DATA PROVIDED:
------------------------------

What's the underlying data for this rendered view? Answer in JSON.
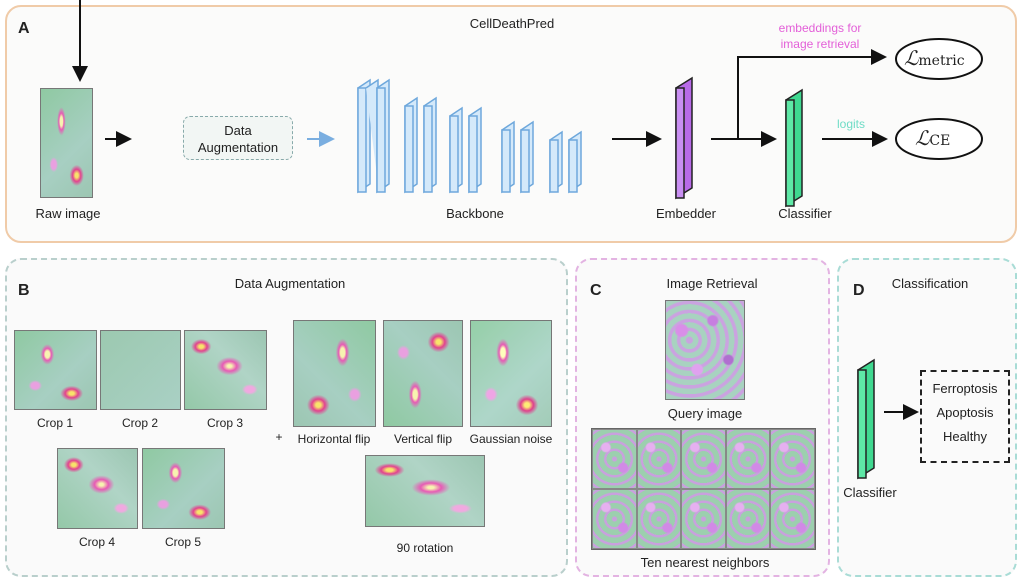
{
  "panel_a": {
    "letter": "A",
    "title": "CellDeathPred",
    "raw_image_label": "Raw image",
    "data_augmentation_box": [
      "Data",
      "Augmentation"
    ],
    "backbone_label": "Backbone",
    "embedder_label": "Embedder",
    "classifier_label": "Classifier",
    "embeddings_note": [
      "embeddings for",
      "image retrieval"
    ],
    "logits_note": "logits",
    "loss_metric": {
      "symbol": "ℒ",
      "sub": "metric"
    },
    "loss_ce": {
      "symbol": "ℒ",
      "sub": "CE"
    },
    "colors": {
      "embedder": "#c07ff0",
      "classifier": "#4fe0a0",
      "backbone": "#cfe6f8",
      "note_pink": "#e35fd8",
      "note_teal": "#6fdcc6"
    }
  },
  "panel_b": {
    "letter": "B",
    "title": "Data Augmentation",
    "crops": [
      "Crop 1",
      "Crop 2",
      "Crop 3",
      "Crop 4",
      "Crop 5"
    ],
    "plus": "+",
    "transforms": [
      "Horizontal flip",
      "Vertical flip",
      "Gaussian noise",
      "90 rotation"
    ]
  },
  "panel_c": {
    "letter": "C",
    "title": "Image Retrieval",
    "query_label": "Query image",
    "neighbors_label": "Ten nearest neighbors"
  },
  "panel_d": {
    "letter": "D",
    "title": "Classification",
    "classes": [
      "Ferroptosis",
      "Apoptosis",
      "Healthy"
    ],
    "classifier_label": "Classifier"
  }
}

------------------------------

The material above must be printed exactly, with its pictures left out.

OUTPUT BELOW:
What's the underlying data for this rendered view? Answer in JSON.
{
  "panel_a": {
    "letter": "A",
    "title": "CellDeathPred",
    "raw_image_label": "Raw image",
    "data_augmentation_box": [
      "Data",
      "Augmentation"
    ],
    "backbone_label": "Backbone",
    "embedder_label": "Embedder",
    "classifier_label": "Classifier",
    "embeddings_note": [
      "embeddings for",
      "image retrieval"
    ],
    "logits_note": "logits",
    "loss_metric": {
      "symbol": "ℒ",
      "sub": "metric"
    },
    "loss_ce": {
      "symbol": "ℒ",
      "sub": "CE"
    },
    "colors": {
      "embedder": "#c07ff0",
      "classifier": "#4fe0a0",
      "backbone": "#cfe6f8",
      "note_pink": "#e35fd8",
      "note_teal": "#6fdcc6"
    }
  },
  "panel_b": {
    "letter": "B",
    "title": "Data Augmentation",
    "crops": [
      "Crop 1",
      "Crop 2",
      "Crop 3",
      "Crop 4",
      "Crop 5"
    ],
    "plus": "+",
    "transforms": [
      "Horizontal flip",
      "Vertical flip",
      "Gaussian noise",
      "90 rotation"
    ]
  },
  "panel_c": {
    "letter": "C",
    "title": "Image Retrieval",
    "query_label": "Query image",
    "neighbors_label": "Ten nearest neighbors"
  },
  "panel_d": {
    "letter": "D",
    "title": "Classification",
    "classes": [
      "Ferroptosis",
      "Apoptosis",
      "Healthy"
    ],
    "classifier_label": "Classifier"
  }
}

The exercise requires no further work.